Data excerpts:

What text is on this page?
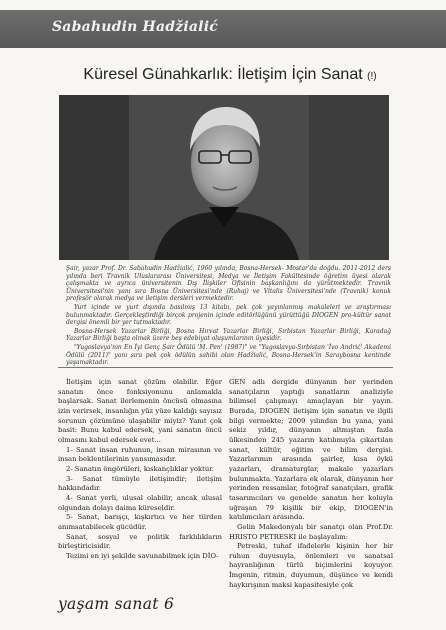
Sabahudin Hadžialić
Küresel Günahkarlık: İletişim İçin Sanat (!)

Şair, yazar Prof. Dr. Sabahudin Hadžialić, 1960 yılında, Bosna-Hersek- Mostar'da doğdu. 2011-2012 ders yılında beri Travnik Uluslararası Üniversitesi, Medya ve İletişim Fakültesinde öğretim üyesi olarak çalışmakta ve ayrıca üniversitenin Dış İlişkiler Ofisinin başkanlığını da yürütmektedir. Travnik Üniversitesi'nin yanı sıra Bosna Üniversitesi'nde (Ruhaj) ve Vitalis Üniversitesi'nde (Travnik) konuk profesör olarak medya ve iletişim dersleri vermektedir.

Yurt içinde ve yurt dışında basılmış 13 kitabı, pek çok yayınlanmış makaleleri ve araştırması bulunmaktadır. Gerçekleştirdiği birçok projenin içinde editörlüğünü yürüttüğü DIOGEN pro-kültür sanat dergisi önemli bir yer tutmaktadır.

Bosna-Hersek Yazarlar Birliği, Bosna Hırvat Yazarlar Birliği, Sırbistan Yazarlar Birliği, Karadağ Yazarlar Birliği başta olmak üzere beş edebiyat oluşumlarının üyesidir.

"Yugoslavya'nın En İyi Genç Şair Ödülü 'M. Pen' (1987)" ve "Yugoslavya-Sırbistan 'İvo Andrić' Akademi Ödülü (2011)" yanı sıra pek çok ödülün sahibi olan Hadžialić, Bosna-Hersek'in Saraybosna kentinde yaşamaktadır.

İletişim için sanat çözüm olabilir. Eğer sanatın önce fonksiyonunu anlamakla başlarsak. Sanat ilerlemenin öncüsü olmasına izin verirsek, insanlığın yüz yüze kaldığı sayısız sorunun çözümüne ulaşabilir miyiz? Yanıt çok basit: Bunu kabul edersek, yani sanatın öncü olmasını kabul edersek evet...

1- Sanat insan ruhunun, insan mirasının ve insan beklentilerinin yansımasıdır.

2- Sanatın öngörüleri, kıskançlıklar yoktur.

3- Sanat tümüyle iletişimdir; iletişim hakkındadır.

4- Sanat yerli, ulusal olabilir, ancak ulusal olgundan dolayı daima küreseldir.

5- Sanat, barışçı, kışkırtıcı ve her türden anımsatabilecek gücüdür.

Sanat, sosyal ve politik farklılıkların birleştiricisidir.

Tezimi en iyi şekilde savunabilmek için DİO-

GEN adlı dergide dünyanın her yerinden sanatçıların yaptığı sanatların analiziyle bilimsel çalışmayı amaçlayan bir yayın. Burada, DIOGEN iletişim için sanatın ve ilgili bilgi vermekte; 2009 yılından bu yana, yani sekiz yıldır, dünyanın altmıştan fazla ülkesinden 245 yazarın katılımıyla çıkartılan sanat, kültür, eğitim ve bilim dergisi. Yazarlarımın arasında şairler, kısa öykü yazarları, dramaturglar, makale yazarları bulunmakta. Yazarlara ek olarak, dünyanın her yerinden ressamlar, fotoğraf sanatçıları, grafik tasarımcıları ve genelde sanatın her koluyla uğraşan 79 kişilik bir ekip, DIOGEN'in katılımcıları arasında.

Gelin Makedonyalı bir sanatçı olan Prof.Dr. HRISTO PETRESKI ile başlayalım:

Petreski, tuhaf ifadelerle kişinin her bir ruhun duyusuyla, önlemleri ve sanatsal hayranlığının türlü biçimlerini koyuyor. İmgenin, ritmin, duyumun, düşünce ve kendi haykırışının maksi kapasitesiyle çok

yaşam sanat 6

==

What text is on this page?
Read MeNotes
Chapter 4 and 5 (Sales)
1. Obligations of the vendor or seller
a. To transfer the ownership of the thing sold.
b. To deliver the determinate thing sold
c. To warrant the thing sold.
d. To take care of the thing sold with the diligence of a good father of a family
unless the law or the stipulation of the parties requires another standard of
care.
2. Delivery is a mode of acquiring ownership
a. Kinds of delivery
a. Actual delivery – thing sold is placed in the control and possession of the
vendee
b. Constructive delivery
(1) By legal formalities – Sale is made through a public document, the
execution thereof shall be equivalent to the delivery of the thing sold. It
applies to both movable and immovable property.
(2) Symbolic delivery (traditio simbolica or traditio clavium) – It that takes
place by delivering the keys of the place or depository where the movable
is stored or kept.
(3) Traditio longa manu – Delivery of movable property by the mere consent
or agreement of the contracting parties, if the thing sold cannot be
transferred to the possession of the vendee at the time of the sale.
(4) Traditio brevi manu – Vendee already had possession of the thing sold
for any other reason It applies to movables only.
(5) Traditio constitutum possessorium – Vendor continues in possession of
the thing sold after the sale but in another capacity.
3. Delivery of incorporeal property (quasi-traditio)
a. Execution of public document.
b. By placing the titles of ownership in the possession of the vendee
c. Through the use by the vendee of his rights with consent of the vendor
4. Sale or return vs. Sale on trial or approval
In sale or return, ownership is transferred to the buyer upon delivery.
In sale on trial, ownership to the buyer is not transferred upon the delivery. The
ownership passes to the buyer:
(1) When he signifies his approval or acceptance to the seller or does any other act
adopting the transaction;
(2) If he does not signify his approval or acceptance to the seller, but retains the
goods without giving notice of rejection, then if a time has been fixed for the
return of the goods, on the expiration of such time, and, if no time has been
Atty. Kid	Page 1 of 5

--

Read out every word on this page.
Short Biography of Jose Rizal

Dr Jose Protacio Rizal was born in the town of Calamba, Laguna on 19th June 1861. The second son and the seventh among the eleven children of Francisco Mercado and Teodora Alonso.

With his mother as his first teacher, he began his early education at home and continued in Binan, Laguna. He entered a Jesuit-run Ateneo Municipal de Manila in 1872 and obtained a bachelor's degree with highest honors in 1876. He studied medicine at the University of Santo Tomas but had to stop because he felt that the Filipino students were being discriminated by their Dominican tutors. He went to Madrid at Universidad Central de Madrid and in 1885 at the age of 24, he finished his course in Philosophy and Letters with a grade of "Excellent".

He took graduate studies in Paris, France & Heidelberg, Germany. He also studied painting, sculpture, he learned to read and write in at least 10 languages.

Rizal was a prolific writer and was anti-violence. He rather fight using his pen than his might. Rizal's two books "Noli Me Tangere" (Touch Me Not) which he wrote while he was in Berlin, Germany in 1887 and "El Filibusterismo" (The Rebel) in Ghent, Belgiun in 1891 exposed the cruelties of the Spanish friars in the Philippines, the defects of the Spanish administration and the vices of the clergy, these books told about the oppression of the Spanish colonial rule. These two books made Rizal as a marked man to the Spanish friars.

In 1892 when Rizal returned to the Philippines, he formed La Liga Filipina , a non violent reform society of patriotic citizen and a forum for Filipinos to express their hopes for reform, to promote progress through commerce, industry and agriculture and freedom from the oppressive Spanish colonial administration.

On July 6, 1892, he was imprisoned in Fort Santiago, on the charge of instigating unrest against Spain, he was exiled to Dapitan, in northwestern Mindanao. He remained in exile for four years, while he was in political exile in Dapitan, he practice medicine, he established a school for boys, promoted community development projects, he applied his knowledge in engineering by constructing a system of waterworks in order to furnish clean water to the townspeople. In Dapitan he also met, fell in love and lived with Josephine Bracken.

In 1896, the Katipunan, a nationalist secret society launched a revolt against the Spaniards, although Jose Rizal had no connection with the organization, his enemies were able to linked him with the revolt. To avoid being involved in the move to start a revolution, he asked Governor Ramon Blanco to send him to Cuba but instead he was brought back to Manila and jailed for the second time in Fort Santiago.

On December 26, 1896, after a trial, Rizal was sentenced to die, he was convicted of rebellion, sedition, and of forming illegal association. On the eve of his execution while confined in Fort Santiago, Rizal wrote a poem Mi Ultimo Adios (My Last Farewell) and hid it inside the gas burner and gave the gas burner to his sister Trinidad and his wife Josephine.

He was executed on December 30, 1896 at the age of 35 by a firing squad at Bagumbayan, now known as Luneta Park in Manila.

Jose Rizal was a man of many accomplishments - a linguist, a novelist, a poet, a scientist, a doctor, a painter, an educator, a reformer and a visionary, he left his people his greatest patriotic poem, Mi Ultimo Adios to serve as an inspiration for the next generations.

● WHAT IS ASKED
Copy down every line of the entries containing the word "dergisi".

● RESPONSE FOR THIS EXERCISE
Yurt içinde ve yurt dışında basılmış 13 kitabı, pek çok yayınlanmış makaleleri ve araştırması bulunmaktadır. Gerçekleştirdiği birçok projenin içinde editörlüğünü yürüttüğü DIOGEN pro-kültür sanat dergisi önemli bir yer tutmaktadır.
GEN adlı dergide dünyanın her yerinden sanatçıların yaptığı sanatların analiziyle bilimsel çalışmayı amaçlayan bir yayın. Burada, DIOGEN iletişim için sanatın ve ilgili bilgi vermekte; 2009 yılından bu yana, yani sekiz yıldır, dünyanın altmıştan fazla ülkesinden 245 yazarın katılımıyla çıkartılan sanat, kültür, eğitim ve bilim dergisi. Yazarlarımın arasında şairler, kısa öykü yazarları, dramaturglar, makale yazarları bulunmakta. Yazarlara ek olarak, dünyanın her yerinden ressamlar, fotoğraf sanatçıları, grafik tasarımcıları ve genelde sanatın her koluyla uğraşan 79 kişilik bir ekip, DIOGEN'in katılımcıları arasında.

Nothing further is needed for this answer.